> Goal of the exercise
Find the string "What" in the entries and copy each line that has it.
━━━━━ Material to process
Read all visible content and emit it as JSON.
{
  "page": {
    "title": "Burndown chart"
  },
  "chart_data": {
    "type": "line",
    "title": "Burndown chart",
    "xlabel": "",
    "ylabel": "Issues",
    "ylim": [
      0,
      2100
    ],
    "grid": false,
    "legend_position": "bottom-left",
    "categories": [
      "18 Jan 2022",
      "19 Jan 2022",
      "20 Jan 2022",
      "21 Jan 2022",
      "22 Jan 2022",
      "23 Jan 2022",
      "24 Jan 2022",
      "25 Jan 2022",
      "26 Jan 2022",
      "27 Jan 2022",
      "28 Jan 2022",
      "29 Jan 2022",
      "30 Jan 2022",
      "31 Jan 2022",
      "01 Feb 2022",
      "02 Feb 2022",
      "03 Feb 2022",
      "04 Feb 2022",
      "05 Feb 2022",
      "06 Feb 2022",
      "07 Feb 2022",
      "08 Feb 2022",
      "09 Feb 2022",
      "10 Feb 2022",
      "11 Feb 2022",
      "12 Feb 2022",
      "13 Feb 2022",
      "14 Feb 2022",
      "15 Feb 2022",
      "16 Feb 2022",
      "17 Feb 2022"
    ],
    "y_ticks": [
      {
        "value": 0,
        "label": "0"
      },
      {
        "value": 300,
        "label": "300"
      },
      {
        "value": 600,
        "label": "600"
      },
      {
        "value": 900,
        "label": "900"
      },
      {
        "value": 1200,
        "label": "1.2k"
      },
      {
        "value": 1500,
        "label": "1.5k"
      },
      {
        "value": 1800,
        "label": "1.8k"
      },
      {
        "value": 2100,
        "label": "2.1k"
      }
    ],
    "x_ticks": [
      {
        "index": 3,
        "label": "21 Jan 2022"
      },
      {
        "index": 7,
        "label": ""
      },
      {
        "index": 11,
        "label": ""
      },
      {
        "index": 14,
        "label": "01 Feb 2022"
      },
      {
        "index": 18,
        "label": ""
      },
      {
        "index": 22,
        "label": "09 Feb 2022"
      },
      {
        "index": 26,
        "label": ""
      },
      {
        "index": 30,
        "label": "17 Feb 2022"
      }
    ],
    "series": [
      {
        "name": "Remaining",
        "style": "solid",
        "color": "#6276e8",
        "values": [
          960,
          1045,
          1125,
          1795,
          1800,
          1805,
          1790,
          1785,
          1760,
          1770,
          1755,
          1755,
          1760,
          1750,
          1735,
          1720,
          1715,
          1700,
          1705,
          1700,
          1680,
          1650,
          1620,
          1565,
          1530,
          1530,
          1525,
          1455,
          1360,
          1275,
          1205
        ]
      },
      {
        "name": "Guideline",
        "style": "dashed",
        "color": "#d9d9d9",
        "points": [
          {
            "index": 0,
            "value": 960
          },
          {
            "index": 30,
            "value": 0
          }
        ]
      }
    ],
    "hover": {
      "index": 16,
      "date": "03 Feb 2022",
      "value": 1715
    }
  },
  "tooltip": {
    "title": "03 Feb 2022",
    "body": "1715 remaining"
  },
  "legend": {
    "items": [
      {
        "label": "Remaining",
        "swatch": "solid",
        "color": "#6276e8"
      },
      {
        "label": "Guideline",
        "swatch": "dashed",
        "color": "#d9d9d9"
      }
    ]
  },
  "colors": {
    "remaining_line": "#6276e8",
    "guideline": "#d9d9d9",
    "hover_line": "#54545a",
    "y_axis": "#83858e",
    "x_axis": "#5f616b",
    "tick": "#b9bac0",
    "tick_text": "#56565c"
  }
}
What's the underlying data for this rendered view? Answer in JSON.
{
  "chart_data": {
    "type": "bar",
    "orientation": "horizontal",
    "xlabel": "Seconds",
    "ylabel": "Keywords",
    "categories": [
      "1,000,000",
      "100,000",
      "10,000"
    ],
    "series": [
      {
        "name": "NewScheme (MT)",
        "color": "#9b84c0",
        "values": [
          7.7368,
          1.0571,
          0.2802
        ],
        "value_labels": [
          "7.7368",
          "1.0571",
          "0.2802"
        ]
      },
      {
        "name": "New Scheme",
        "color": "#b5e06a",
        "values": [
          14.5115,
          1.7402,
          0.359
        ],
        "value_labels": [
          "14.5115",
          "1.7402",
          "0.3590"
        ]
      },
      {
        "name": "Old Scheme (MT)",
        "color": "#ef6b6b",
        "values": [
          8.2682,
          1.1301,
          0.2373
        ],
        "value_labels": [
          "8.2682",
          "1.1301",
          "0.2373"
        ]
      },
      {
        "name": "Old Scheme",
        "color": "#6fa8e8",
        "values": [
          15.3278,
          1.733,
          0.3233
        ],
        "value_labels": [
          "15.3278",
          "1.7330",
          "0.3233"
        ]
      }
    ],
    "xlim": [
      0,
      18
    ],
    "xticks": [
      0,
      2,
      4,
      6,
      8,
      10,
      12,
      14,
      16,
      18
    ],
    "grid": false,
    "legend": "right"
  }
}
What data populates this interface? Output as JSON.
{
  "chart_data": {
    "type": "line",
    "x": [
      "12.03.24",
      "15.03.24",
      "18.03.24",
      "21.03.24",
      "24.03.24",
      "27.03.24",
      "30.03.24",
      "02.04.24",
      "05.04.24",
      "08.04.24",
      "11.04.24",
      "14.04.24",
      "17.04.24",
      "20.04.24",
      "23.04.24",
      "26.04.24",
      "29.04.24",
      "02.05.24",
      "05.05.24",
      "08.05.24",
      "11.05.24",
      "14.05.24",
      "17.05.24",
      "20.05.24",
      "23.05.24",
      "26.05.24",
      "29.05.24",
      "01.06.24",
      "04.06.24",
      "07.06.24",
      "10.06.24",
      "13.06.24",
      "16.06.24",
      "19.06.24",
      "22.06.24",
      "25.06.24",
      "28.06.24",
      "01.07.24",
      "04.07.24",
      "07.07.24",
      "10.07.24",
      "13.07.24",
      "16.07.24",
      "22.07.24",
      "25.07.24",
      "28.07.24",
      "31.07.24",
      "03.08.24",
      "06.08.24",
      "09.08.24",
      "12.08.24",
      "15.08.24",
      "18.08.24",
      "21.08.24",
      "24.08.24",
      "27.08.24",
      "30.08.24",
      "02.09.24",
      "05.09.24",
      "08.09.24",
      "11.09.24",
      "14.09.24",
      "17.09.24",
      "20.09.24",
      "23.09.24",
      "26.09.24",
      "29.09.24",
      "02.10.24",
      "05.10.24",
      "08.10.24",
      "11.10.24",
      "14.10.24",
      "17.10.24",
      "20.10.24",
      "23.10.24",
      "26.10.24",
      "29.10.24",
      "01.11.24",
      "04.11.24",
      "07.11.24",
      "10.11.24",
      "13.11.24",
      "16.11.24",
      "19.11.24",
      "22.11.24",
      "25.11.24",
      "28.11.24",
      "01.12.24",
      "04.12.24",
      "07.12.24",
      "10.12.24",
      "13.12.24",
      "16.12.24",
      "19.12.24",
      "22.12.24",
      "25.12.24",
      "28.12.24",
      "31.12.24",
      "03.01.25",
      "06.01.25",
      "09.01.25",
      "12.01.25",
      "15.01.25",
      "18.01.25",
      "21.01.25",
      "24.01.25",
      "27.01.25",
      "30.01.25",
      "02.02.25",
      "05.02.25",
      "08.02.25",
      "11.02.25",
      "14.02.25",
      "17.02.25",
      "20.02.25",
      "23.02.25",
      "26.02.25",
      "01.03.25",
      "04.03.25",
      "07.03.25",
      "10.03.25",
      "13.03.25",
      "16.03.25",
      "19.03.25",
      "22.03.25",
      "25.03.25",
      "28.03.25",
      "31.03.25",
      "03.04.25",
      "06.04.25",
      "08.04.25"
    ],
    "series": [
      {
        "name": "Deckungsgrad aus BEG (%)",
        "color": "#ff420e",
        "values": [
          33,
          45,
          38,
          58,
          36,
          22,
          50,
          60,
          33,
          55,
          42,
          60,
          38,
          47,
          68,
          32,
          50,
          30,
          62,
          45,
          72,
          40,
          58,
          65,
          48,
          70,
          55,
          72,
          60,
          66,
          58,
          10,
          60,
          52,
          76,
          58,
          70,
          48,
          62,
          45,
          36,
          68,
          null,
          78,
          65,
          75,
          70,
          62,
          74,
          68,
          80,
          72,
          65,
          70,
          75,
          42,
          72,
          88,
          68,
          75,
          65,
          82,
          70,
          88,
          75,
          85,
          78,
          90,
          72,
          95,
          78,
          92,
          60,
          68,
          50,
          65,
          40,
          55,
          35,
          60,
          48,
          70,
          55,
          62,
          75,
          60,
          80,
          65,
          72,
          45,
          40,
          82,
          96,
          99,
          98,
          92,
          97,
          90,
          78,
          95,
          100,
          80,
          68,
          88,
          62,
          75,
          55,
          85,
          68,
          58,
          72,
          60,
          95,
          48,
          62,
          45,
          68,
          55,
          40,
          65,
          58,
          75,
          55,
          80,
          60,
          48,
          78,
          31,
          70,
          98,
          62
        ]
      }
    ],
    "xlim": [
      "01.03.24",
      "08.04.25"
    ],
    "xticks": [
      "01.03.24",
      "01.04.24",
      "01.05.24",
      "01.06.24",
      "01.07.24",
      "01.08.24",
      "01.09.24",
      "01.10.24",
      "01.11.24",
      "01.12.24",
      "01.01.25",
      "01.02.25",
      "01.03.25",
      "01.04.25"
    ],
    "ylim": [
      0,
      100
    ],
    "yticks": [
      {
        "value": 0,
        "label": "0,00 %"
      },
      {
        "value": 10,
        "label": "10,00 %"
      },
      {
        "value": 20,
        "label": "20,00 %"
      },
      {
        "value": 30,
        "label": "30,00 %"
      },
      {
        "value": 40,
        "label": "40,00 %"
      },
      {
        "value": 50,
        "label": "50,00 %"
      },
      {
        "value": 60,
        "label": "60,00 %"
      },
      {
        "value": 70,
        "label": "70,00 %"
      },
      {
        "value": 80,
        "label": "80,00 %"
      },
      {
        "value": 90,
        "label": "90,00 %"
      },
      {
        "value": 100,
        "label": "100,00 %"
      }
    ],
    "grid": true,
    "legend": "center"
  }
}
━━━━━━━━━━
> Result of this exercise
What's the underlying data for this rendered view? Answer in JSON.
What data populates this interface? Output as JSON.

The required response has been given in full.